## [To be done]
Extract every record, keeping each one exactly as it is.

## [Stored entries]
□ □ □ □ □

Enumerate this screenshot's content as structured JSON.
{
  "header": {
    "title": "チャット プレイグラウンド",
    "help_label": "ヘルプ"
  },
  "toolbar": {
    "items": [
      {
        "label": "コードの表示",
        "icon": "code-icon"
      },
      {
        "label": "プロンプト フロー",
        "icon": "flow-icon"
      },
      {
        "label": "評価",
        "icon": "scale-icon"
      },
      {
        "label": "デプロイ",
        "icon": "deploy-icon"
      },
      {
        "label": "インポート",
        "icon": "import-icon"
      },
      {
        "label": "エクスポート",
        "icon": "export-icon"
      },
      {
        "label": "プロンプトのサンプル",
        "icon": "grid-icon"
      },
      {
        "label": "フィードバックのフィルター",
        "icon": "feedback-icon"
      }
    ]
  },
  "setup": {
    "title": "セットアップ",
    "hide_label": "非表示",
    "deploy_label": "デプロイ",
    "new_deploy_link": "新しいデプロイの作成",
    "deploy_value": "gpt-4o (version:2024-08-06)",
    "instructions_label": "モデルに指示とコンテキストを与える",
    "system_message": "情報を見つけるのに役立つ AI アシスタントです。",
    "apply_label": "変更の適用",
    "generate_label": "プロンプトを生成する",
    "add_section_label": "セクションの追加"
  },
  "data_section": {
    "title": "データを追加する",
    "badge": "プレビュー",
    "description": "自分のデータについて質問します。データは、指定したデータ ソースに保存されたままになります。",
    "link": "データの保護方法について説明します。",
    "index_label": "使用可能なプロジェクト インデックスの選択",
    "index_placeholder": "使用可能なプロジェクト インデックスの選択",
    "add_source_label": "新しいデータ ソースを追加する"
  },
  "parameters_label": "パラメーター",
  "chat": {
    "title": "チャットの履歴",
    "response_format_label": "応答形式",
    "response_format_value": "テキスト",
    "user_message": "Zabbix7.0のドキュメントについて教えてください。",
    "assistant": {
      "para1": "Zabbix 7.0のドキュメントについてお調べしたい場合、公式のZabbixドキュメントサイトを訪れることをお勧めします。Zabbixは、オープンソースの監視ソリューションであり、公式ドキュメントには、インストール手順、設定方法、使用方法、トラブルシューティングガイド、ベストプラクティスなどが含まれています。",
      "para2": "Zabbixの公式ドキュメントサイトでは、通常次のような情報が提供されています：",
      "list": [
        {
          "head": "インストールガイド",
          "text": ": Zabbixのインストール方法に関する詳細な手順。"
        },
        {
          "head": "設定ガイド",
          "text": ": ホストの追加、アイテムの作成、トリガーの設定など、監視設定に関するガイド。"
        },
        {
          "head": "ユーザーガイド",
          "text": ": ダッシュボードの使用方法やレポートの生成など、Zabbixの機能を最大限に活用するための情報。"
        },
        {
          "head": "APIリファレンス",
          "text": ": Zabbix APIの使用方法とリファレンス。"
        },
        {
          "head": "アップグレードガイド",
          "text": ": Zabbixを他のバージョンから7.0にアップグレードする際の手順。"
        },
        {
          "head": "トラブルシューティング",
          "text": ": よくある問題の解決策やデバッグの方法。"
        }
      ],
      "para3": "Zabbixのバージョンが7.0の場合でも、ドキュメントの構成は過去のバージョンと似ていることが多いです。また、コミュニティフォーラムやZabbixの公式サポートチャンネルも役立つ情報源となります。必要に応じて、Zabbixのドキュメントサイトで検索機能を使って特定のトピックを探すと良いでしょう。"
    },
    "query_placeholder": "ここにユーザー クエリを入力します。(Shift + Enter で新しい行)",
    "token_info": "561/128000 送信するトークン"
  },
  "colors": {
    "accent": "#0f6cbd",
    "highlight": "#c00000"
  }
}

□ □ □ □ □

## [Exercise output]
Enumerate this screenshot's content as structured JSON.
{
  "header": {
    "title": "チャット プレイグラウンド",
    "help_label": "ヘルプ"
  },
  "toolbar": {
    "items": [
      {
        "label": "コードの表示",
        "icon": "code-icon"
      },
      {
        "label": "プロンプト フロー",
        "icon": "flow-icon"
      },
      {
        "label": "評価",
        "icon": "scale-icon"
      },
      {
        "label": "デプロイ",
        "icon": "deploy-icon"
      },
      {
        "label": "インポート",
        "icon": "import-icon"
      },
      {
        "label": "エクスポート",
        "icon": "export-icon"
      },
      {
        "label": "プロンプトのサンプル",
        "icon": "grid-icon"
      },
      {
        "label": "フィードバックのフィルター",
        "icon": "feedback-icon"
      }
    ]
  },
  "setup": {
    "title": "セットアップ",
    "hide_label": "非表示",
    "deploy_label": "デプロイ",
    "new_deploy_link": "新しいデプロイの作成",
    "deploy_value": "gpt-4o (version:2024-08-06)",
    "instructions_label": "モデルに指示とコンテキストを与える",
    "system_message": "情報を見つけるのに役立つ AI アシスタントです。",
    "apply_label": "変更の適用",
    "generate_label": "プロンプトを生成する",
    "add_section_label": "セクションの追加"
  },
  "data_section": {
    "title": "データを追加する",
    "badge": "プレビュー",
    "description": "自分のデータについて質問します。データは、指定したデータ ソースに保存されたままになります。",
    "link": "データの保護方法について説明します。",
    "index_label": "使用可能なプロジェクト インデックスの選択",
    "index_placeholder": "使用可能なプロジェクト インデックスの選択",
    "add_source_label": "新しいデータ ソースを追加する"
  },
  "parameters_label": "パラメーター",
  "chat": {
    "title": "チャットの履歴",
    "response_format_label": "応答形式",
    "response_format_value": "テキスト",
    "user_message": "Zabbix7.0のドキュメントについて教えてください。",
    "assistant": {
      "para1": "Zabbix 7.0のドキュメントについてお調べしたい場合、公式のZabbixドキュメントサイトを訪れることをお勧めします。Zabbixは、オープンソースの監視ソリューションであり、公式ドキュメントには、インストール手順、設定方法、使用方法、トラブルシューティングガイド、ベストプラクティスなどが含まれています。",
      "para2": "Zabbixの公式ドキュメントサイトでは、通常次のような情報が提供されています：",
      "list": [
        {
          "head": "インストールガイド",
          "text": ": Zabbixのインストール方法に関する詳細な手順。"
        },
        {
          "head": "設定ガイド",
          "text": ": ホストの追加、アイテムの作成、トリガーの設定など、監視設定に関するガイド。"
        },
        {
          "head": "ユーザーガイド",
          "text": ": ダッシュボードの使用方法やレポートの生成など、Zabbixの機能を最大限に活用するための情報。"
        },
        {
          "head": "APIリファレンス",
          "text": ": Zabbix APIの使用方法とリファレンス。"
        },
        {
          "head": "アップグレードガイド",
          "text": ": Zabbixを他のバージョンから7.0にアップグレードする際の手順。"
        },
        {
          "head": "トラブルシューティング",
          "text": ": よくある問題の解決策やデバッグの方法。"
        }
      ],
      "para3": "Zabbixのバージョンが7.0の場合でも、ドキュメントの構成は過去のバージョンと似ていることが多いです。また、コミュニティフォーラムやZabbixの公式サポートチャンネルも役立つ情報源となります。必要に応じて、Zabbixのドキュメントサイトで検索機能を使って特定のトピックを探すと良いでしょう。"
    },
    "query_placeholder": "ここにユーザー クエリを入力します。(Shift + Enter で新しい行)",
    "token_info": "561/128000 送信するトークン"
  },
  "colors": {
    "accent": "#0f6cbd",
    "highlight": "#c00000"
  }
}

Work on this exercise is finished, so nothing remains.